→ REQUIREMENTS:
Return every line of the listing below verbatim, without changing anything.

****

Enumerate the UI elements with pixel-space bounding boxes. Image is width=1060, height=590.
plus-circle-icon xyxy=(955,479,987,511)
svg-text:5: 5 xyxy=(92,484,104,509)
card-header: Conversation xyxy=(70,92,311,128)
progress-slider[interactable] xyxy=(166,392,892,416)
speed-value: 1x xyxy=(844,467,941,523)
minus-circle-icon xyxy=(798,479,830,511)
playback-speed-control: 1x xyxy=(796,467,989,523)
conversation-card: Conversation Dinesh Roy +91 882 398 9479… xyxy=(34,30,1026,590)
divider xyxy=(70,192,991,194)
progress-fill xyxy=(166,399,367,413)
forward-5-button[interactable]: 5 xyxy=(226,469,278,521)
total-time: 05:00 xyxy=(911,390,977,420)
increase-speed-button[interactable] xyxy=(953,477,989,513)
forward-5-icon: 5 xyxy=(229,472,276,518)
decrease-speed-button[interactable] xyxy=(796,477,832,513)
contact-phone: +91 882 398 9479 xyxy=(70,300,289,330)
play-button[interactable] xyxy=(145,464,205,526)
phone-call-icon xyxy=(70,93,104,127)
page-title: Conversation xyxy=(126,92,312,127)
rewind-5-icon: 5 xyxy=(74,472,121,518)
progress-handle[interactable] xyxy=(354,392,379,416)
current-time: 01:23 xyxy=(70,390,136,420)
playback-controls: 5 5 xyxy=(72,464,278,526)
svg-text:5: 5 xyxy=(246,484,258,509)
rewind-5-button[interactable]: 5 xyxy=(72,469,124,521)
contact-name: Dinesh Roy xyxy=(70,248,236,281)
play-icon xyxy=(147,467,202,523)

****

→ CORRECT ANSWER:
Enumerate the UI elements with pixel-space bounding boxes. Image is width=1060, height=590.
plus-circle-icon xyxy=(955,479,987,511)
svg-text:5: 5 xyxy=(92,484,104,509)
card-header: Conversation xyxy=(70,92,311,128)
progress-slider[interactable] xyxy=(166,392,892,416)
speed-value: 1x xyxy=(844,467,941,523)
minus-circle-icon xyxy=(798,479,830,511)
playback-speed-control: 1x xyxy=(796,467,989,523)
conversation-card: Conversation Dinesh Roy +91 882 398 9479… xyxy=(34,30,1026,590)
divider xyxy=(70,192,991,194)
progress-fill xyxy=(166,399,367,413)
forward-5-button[interactable]: 5 xyxy=(226,469,278,521)
total-time: 05:00 xyxy=(911,390,977,420)
increase-speed-button[interactable] xyxy=(953,477,989,513)
forward-5-icon: 5 xyxy=(229,472,276,518)
decrease-speed-button[interactable] xyxy=(796,477,832,513)
contact-phone: +91 882 398 9479 xyxy=(70,300,289,330)
play-button[interactable] xyxy=(145,464,205,526)
phone-call-icon xyxy=(70,93,104,127)
page-title: Conversation xyxy=(126,92,312,127)
rewind-5-icon: 5 xyxy=(74,472,121,518)
progress-handle[interactable] xyxy=(354,392,379,416)
current-time: 01:23 xyxy=(70,390,136,420)
playback-controls: 5 5 xyxy=(72,464,278,526)
svg-text:5: 5 xyxy=(246,484,258,509)
rewind-5-button[interactable]: 5 xyxy=(72,469,124,521)
contact-name: Dinesh Roy xyxy=(70,248,236,281)
play-icon xyxy=(147,467,202,523)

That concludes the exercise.